# Exercise:
Write out all the entries word for word and omit any pictures.

# Supplied material:
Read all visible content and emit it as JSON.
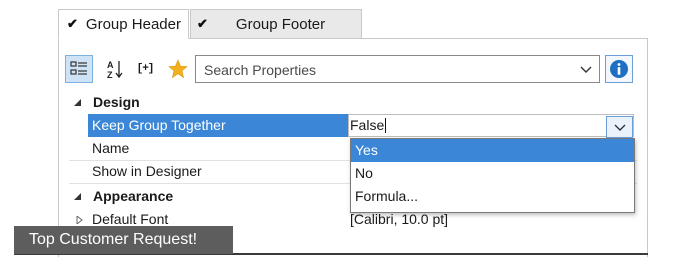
{
  "tabs": [
    {
      "check": "✔",
      "label": "Group Header",
      "active": true
    },
    {
      "check": "✔",
      "label": "Group Footer",
      "active": false
    }
  ],
  "toolbar": {
    "add_label": "[+]",
    "search_placeholder": "Search Properties"
  },
  "grid": {
    "categories": [
      {
        "label": "Design"
      },
      {
        "label": "Appearance"
      }
    ],
    "properties": [
      {
        "name": "Keep Group Together",
        "value": "False"
      },
      {
        "name": "Name",
        "value": ""
      },
      {
        "name": "Show in Designer",
        "value": ""
      },
      {
        "name": "Default Font",
        "value": "[Calibri, 10.0 pt]"
      }
    ]
  },
  "dropdown": {
    "options": [
      "Yes",
      "No",
      "Formula..."
    ],
    "highlighted": "Yes"
  },
  "badge": {
    "text": "Top Customer Request!"
  },
  "colors": {
    "selection": "#3b86d6",
    "info": "#1e6fc4",
    "star": "#f2b01e",
    "badge": "#5d5d5d"
  }
}
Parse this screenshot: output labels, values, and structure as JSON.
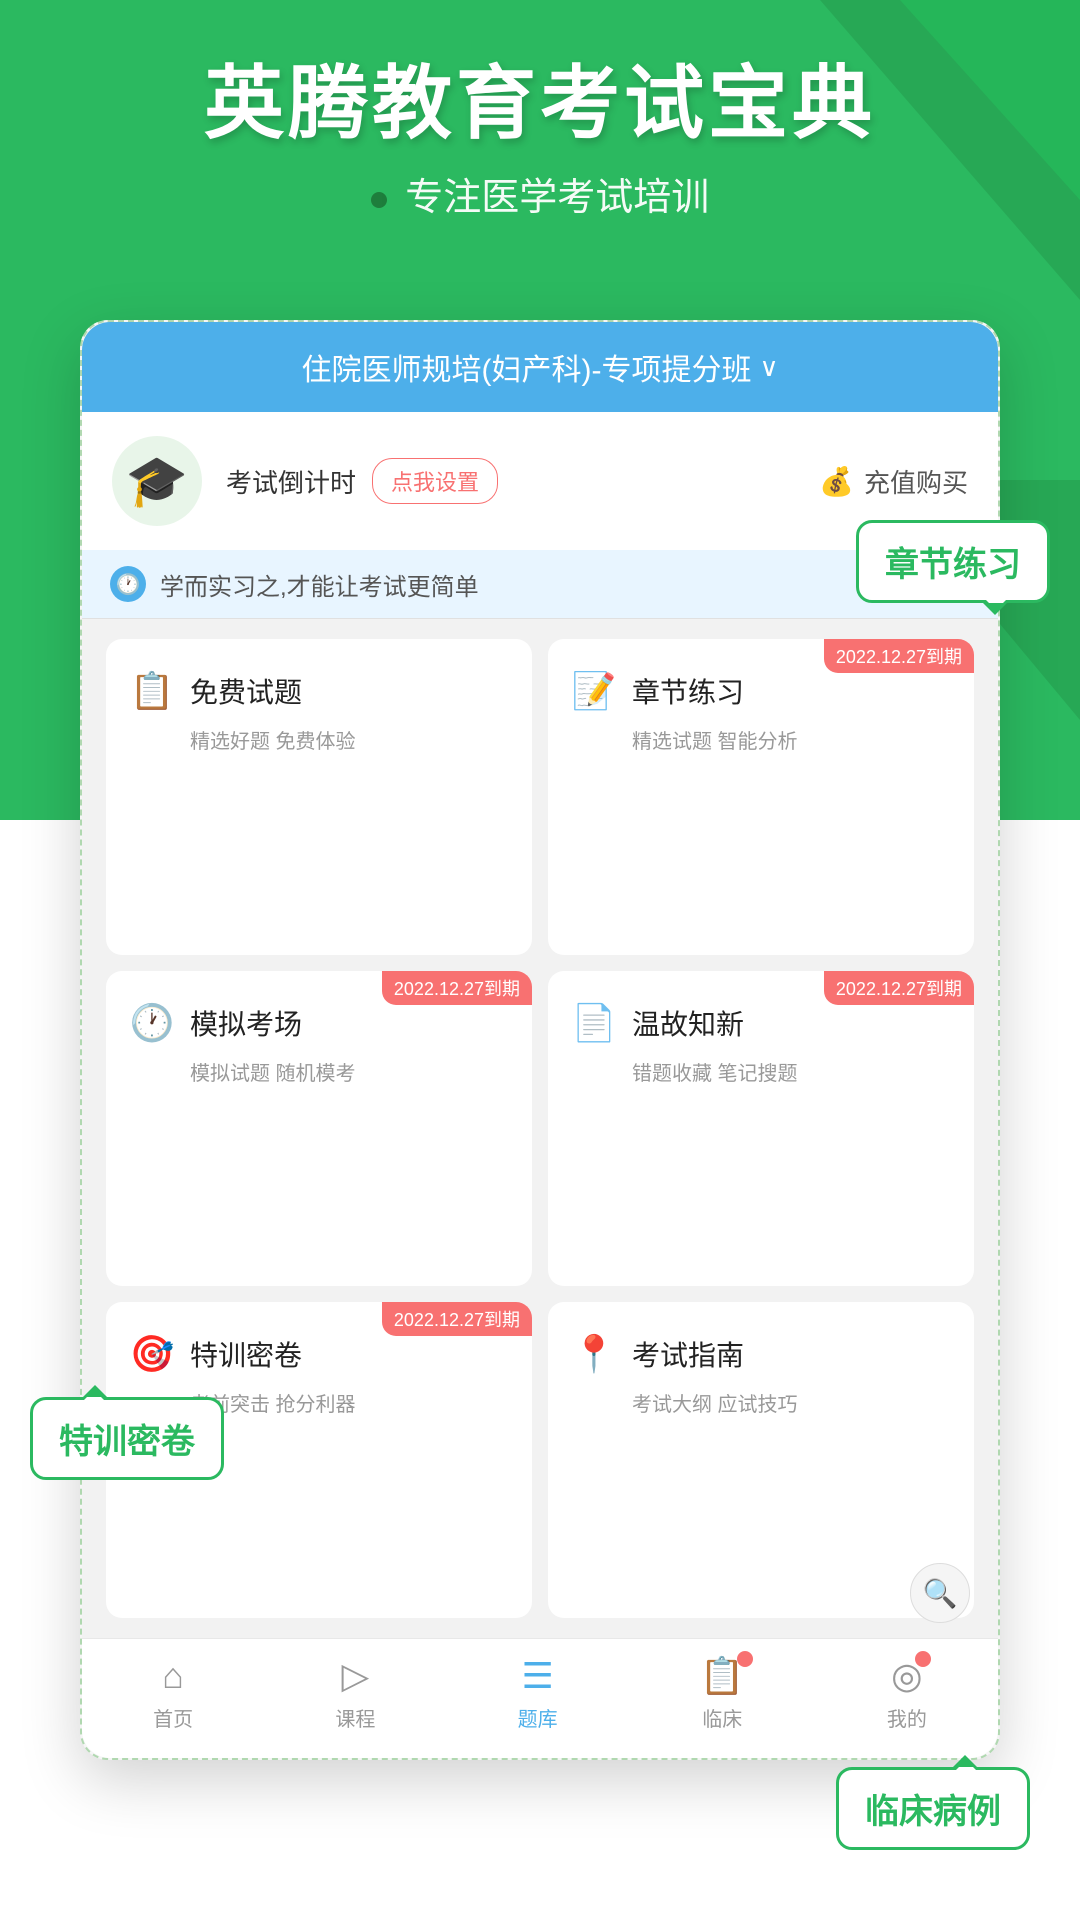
{
  "header": {
    "title": "英腾教育考试宝典",
    "subtitle": "专注医学考试培训"
  },
  "app": {
    "course_selector": {
      "text": "住院医师规培(妇产科)-专项提分班",
      "arrow": "∨"
    },
    "user": {
      "avatar_emoji": "🎓",
      "countdown_label": "考试倒计时",
      "set_button": "点我设置",
      "recharge_label": "充值购买"
    },
    "notice": {
      "text": "学而实习之,才能让考试更简单"
    },
    "features": [
      {
        "id": "free-questions",
        "icon": "📋",
        "icon_color": "#4dafea",
        "title": "免费试题",
        "desc": "精选好题 免费体验",
        "badge": null
      },
      {
        "id": "chapter-practice",
        "icon": "📝",
        "icon_color": "#4dafea",
        "title": "章节练习",
        "desc": "精选试题 智能分析",
        "badge": "2022.12.27到期"
      },
      {
        "id": "mock-exam",
        "icon": "🕐",
        "icon_color": "#f5a623",
        "title": "模拟考场",
        "desc": "模拟试题 随机模考",
        "badge": "2022.12.27到期"
      },
      {
        "id": "review",
        "icon": "📄",
        "icon_color": "#4dafea",
        "title": "温故知新",
        "desc": "错题收藏 笔记搜题",
        "badge": "2022.12.27到期"
      },
      {
        "id": "special-exam",
        "icon": "🎯",
        "icon_color": "#f87171",
        "title": "特训密卷",
        "desc": "考前突击 抢分利器",
        "badge": "2022.12.27到期"
      },
      {
        "id": "exam-guide",
        "icon": "📍",
        "icon_color": "#f87171",
        "title": "考试指南",
        "desc": "考试大纲 应试技巧",
        "badge": null
      }
    ],
    "nav": [
      {
        "id": "home",
        "icon": "⌂",
        "label": "首页",
        "active": false
      },
      {
        "id": "course",
        "icon": "▶",
        "label": "课程",
        "active": false
      },
      {
        "id": "questions",
        "icon": "≡",
        "label": "题库",
        "active": true
      },
      {
        "id": "clinical",
        "icon": "📋",
        "label": "临床",
        "active": false,
        "badge": true
      },
      {
        "id": "mine",
        "icon": "○",
        "label": "我的",
        "active": false,
        "badge": true
      }
    ]
  },
  "callouts": {
    "chapter": "章节练习",
    "miji": "特训密卷",
    "clinical": "临床病例"
  },
  "colors": {
    "primary_green": "#2bb960",
    "primary_blue": "#4dafea",
    "accent_red": "#f87171",
    "accent_orange": "#f5a623"
  }
}
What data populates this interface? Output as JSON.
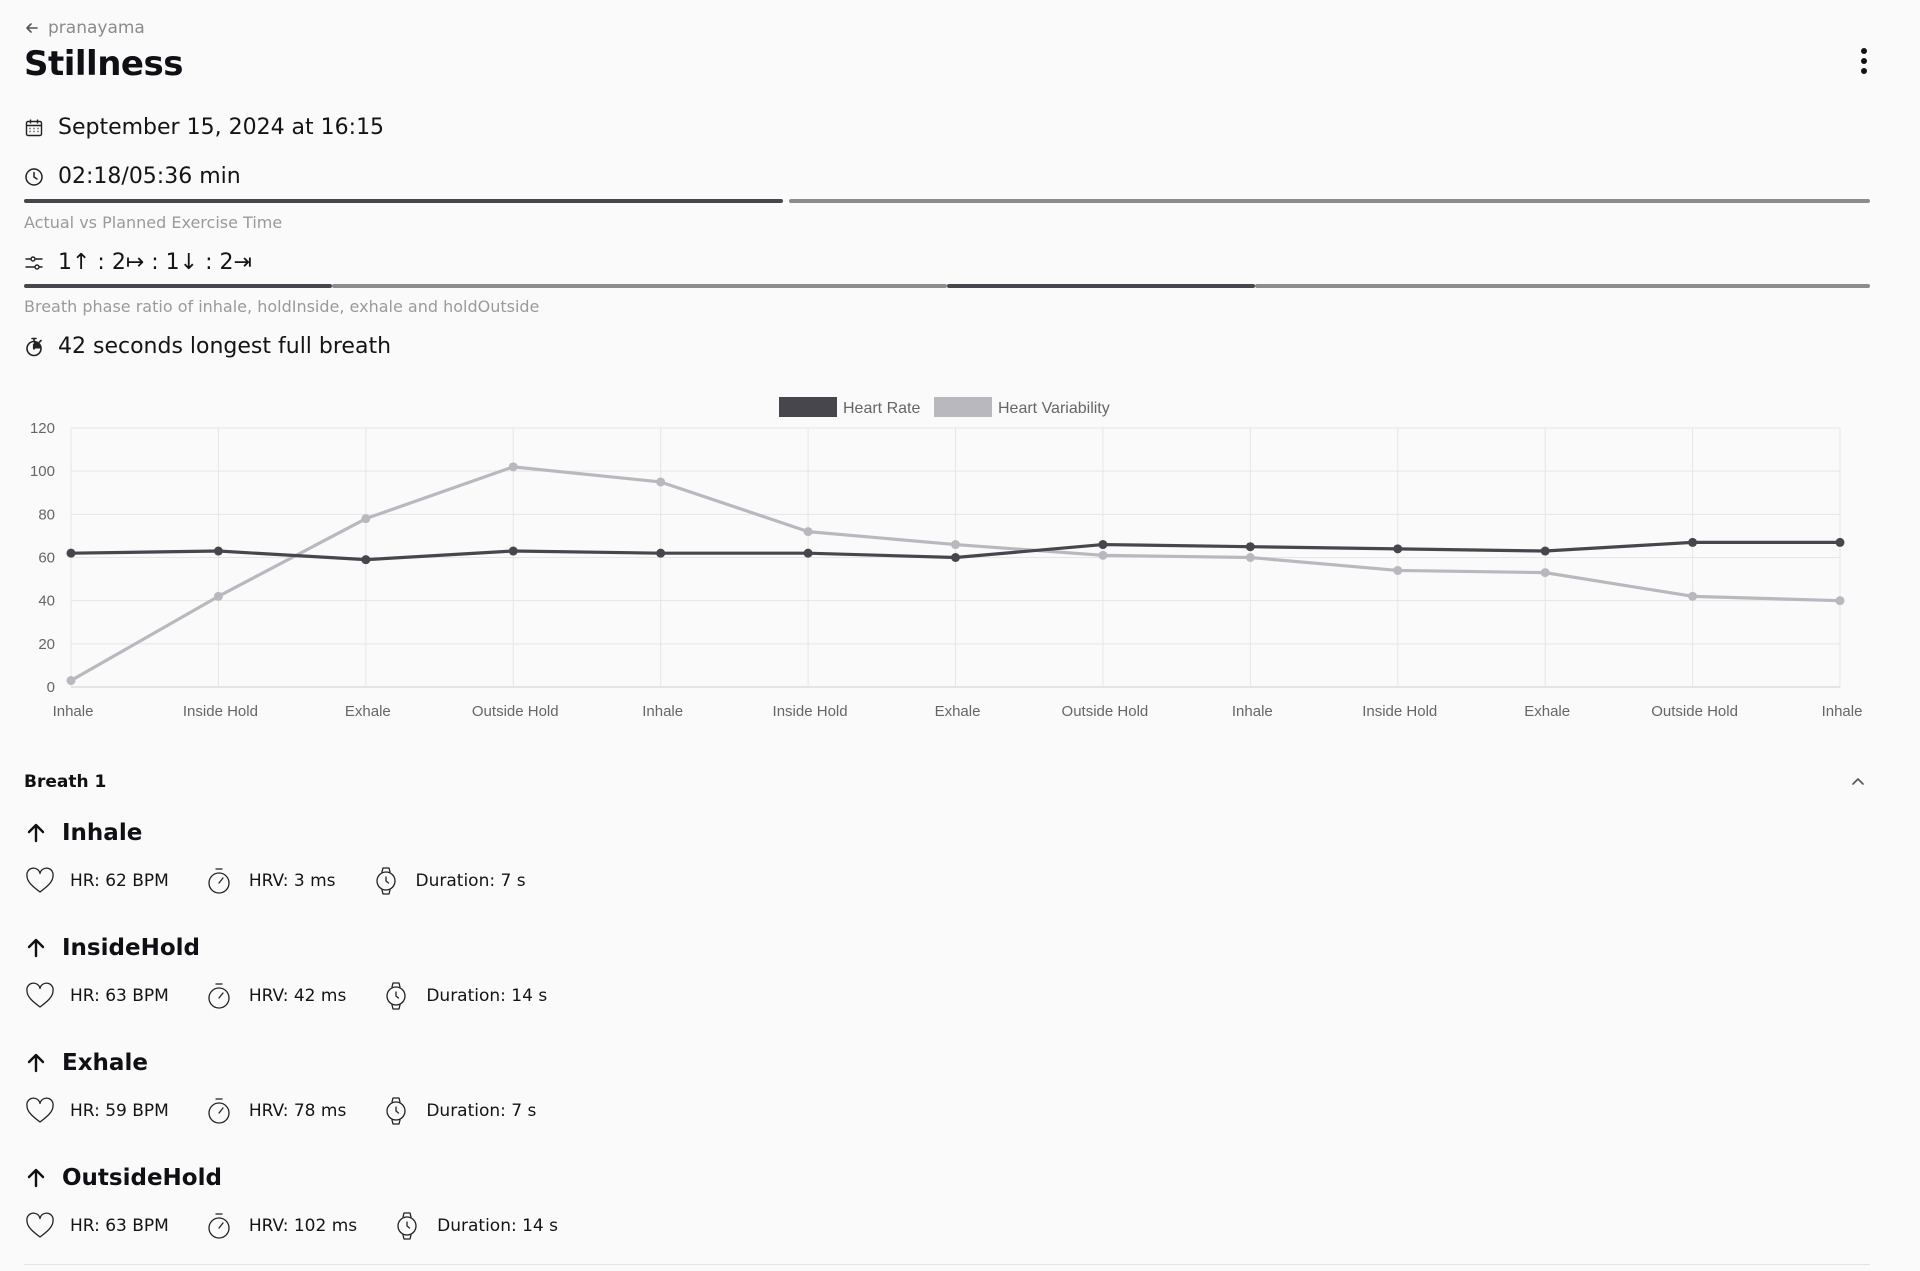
{
  "header": {
    "back_label": "pranayama",
    "title": "Stillness"
  },
  "session": {
    "date": "September 15, 2024 at 16:15",
    "time": "02:18/05:36 min",
    "time_progress": 0.411,
    "time_caption": "Actual vs Planned Exercise Time",
    "ratio_text": "1↑ : 2↦ : 1↓ : 2⇥",
    "ratio_caption": "Breath phase ratio of inhale, holdInside, exhale and holdOutside",
    "ratio_segments": [
      1,
      2,
      1,
      2
    ],
    "ratio_highlight_index": 2,
    "longest_breath": "42 seconds longest full breath"
  },
  "colors": {
    "dark": "#46464c",
    "light": "#b9b8be",
    "track": "#8c8c8c"
  },
  "chart_data": {
    "type": "line",
    "categories": [
      "Inhale",
      "Inside Hold",
      "Exhale",
      "Outside Hold",
      "Inhale",
      "Inside Hold",
      "Exhale",
      "Outside Hold",
      "Inhale",
      "Inside Hold",
      "Exhale",
      "Outside Hold",
      "Inhale"
    ],
    "series": [
      {
        "name": "Heart Rate",
        "color": "#46464c",
        "values": [
          62,
          63,
          59,
          63,
          62,
          62,
          60,
          66,
          65,
          64,
          63,
          67,
          67
        ]
      },
      {
        "name": "Heart Variability",
        "color": "#b9b8be",
        "values": [
          3,
          42,
          78,
          102,
          95,
          72,
          66,
          61,
          60,
          54,
          53,
          42,
          40
        ]
      }
    ],
    "ylim": [
      0,
      120
    ],
    "yticks": [
      0,
      20,
      40,
      60,
      80,
      100,
      120
    ],
    "grid": true,
    "legend_position": "top-center"
  },
  "breath": {
    "title": "Breath 1",
    "phases": [
      {
        "name": "Inhale",
        "hr": "HR: 62 BPM",
        "hrv": "HRV: 3 ms",
        "duration": "Duration: 7 s"
      },
      {
        "name": "InsideHold",
        "hr": "HR: 63 BPM",
        "hrv": "HRV: 42 ms",
        "duration": "Duration: 14 s"
      },
      {
        "name": "Exhale",
        "hr": "HR: 59 BPM",
        "hrv": "HRV: 78 ms",
        "duration": "Duration: 7 s"
      },
      {
        "name": "OutsideHold",
        "hr": "HR: 63 BPM",
        "hrv": "HRV: 102 ms",
        "duration": "Duration: 14 s"
      }
    ]
  },
  "icons": {
    "back": "arrow-left-icon",
    "menu": "more-vertical-icon",
    "date": "calendar-icon",
    "time": "clock-icon",
    "ratio": "sliders-icon",
    "longest": "stopwatch-icon",
    "collapse": "chevron-up-icon",
    "phase": "arrow-up-icon",
    "hr": "heart-icon",
    "hrv": "timer-icon",
    "duration": "watch-icon"
  }
}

# The result:
Read all visible content and emit it as JSON.
{
  "tabs": [
    {
      "check": "✔",
      "label": "Group Header",
      "active": true
    },
    {
      "check": "✔",
      "label": "Group Footer",
      "active": false
    }
  ],
  "toolbar": {
    "add_label": "[+]",
    "search_placeholder": "Search Properties"
  },
  "grid": {
    "categories": [
      {
        "label": "Design"
      },
      {
        "label": "Appearance"
      }
    ],
    "properties": [
      {
        "name": "Keep Group Together",
        "value": "False"
      },
      {
        "name": "Name",
        "value": ""
      },
      {
        "name": "Show in Designer",
        "value": ""
      },
      {
        "name": "Default Font",
        "value": "[Calibri, 10.0 pt]"
      }
    ]
  },
  "dropdown": {
    "options": [
      "Yes",
      "No",
      "Formula..."
    ],
    "highlighted": "Yes"
  },
  "badge": {
    "text": "Top Customer Request!"
  },
  "colors": {
    "selection": "#3b86d6",
    "info": "#1e6fc4",
    "star": "#f2b01e",
    "badge": "#5d5d5d"
  }
}
Parse this screenshot: output labels, values, and structure as JSON.
{
  "header": {
    "title": "英腾教育考试宝典",
    "subtitle": "专注医学考试培训"
  },
  "app": {
    "course_selector": {
      "text": "住院医师规培(妇产科)-专项提分班",
      "arrow": "∨"
    },
    "user": {
      "avatar_emoji": "🎓",
      "countdown_label": "考试倒计时",
      "set_button": "点我设置",
      "recharge_label": "充值购买"
    },
    "notice": {
      "text": "学而实习之,才能让考试更简单"
    },
    "features": [
      {
        "id": "free-questions",
        "icon": "📋",
        "icon_color": "#4dafea",
        "title": "免费试题",
        "desc": "精选好题 免费体验",
        "badge": null
      },
      {
        "id": "chapter-practice",
        "icon": "📝",
        "icon_color": "#4dafea",
        "title": "章节练习",
        "desc": "精选试题 智能分析",
        "badge": "2022.12.27到期"
      },
      {
        "id": "mock-exam",
        "icon": "🕐",
        "icon_color": "#f5a623",
        "title": "模拟考场",
        "desc": "模拟试题 随机模考",
        "badge": "2022.12.27到期"
      },
      {
        "id": "review",
        "icon": "📄",
        "icon_color": "#4dafea",
        "title": "温故知新",
        "desc": "错题收藏 笔记搜题",
        "badge": "2022.12.27到期"
      },
      {
        "id": "special-exam",
        "icon": "🎯",
        "icon_color": "#f87171",
        "title": "特训密卷",
        "desc": "考前突击 抢分利器",
        "badge": "2022.12.27到期"
      },
      {
        "id": "exam-guide",
        "icon": "📍",
        "icon_color": "#f87171",
        "title": "考试指南",
        "desc": "考试大纲 应试技巧",
        "badge": null
      }
    ],
    "nav": [
      {
        "id": "home",
        "icon": "⌂",
        "label": "首页",
        "active": false
      },
      {
        "id": "course",
        "icon": "▶",
        "label": "课程",
        "active": false
      },
      {
        "id": "questions",
        "icon": "≡",
        "label": "题库",
        "active": true
      },
      {
        "id": "clinical",
        "icon": "📋",
        "label": "临床",
        "active": false,
        "badge": true
      },
      {
        "id": "mine",
        "icon": "○",
        "label": "我的",
        "active": false,
        "badge": true
      }
    ]
  },
  "callouts": {
    "chapter": "章节练习",
    "miji": "特训密卷",
    "clinical": "临床病例"
  },
  "colors": {
    "primary_green": "#2bb960",
    "primary_blue": "#4dafea",
    "accent_red": "#f87171",
    "accent_orange": "#f5a623"
  }
}
What data populates this interface? Output as JSON.
{
  "header": {
    "back_label": "pranayama",
    "title": "Stillness"
  },
  "session": {
    "date": "September 15, 2024 at 16:15",
    "time": "02:18/05:36 min",
    "time_progress": 0.411,
    "time_caption": "Actual vs Planned Exercise Time",
    "ratio_text": "1↑ : 2↦ : 1↓ : 2⇥",
    "ratio_caption": "Breath phase ratio of inhale, holdInside, exhale and holdOutside",
    "ratio_segments": [
      1,
      2,
      1,
      2
    ],
    "ratio_highlight_index": 2,
    "longest_breath": "42 seconds longest full breath"
  },
  "colors": {
    "dark": "#46464c",
    "light": "#b9b8be",
    "track": "#8c8c8c"
  },
  "chart_data": {
    "type": "line",
    "categories": [
      "Inhale",
      "Inside Hold",
      "Exhale",
      "Outside Hold",
      "Inhale",
      "Inside Hold",
      "Exhale",
      "Outside Hold",
      "Inhale",
      "Inside Hold",
      "Exhale",
      "Outside Hold",
      "Inhale"
    ],
    "series": [
      {
        "name": "Heart Rate",
        "color": "#46464c",
        "values": [
          62,
          63,
          59,
          63,
          62,
          62,
          60,
          66,
          65,
          64,
          63,
          67,
          67
        ]
      },
      {
        "name": "Heart Variability",
        "color": "#b9b8be",
        "values": [
          3,
          42,
          78,
          102,
          95,
          72,
          66,
          61,
          60,
          54,
          53,
          42,
          40
        ]
      }
    ],
    "ylim": [
      0,
      120
    ],
    "yticks": [
      0,
      20,
      40,
      60,
      80,
      100,
      120
    ],
    "grid": true,
    "legend_position": "top-center"
  },
  "breath": {
    "title": "Breath 1",
    "phases": [
      {
        "name": "Inhale",
        "hr": "HR: 62 BPM",
        "hrv": "HRV: 3 ms",
        "duration": "Duration: 7 s"
      },
      {
        "name": "InsideHold",
        "hr": "HR: 63 BPM",
        "hrv": "HRV: 42 ms",
        "duration": "Duration: 14 s"
      },
      {
        "name": "Exhale",
        "hr": "HR: 59 BPM",
        "hrv": "HRV: 78 ms",
        "duration": "Duration: 7 s"
      },
      {
        "name": "OutsideHold",
        "hr": "HR: 63 BPM",
        "hrv": "HRV: 102 ms",
        "duration": "Duration: 14 s"
      }
    ]
  },
  "icons": {
    "back": "arrow-left-icon",
    "menu": "more-vertical-icon",
    "date": "calendar-icon",
    "time": "clock-icon",
    "ratio": "sliders-icon",
    "longest": "stopwatch-icon",
    "collapse": "chevron-up-icon",
    "phase": "arrow-up-icon",
    "hr": "heart-icon",
    "hrv": "timer-icon",
    "duration": "watch-icon"
  }
}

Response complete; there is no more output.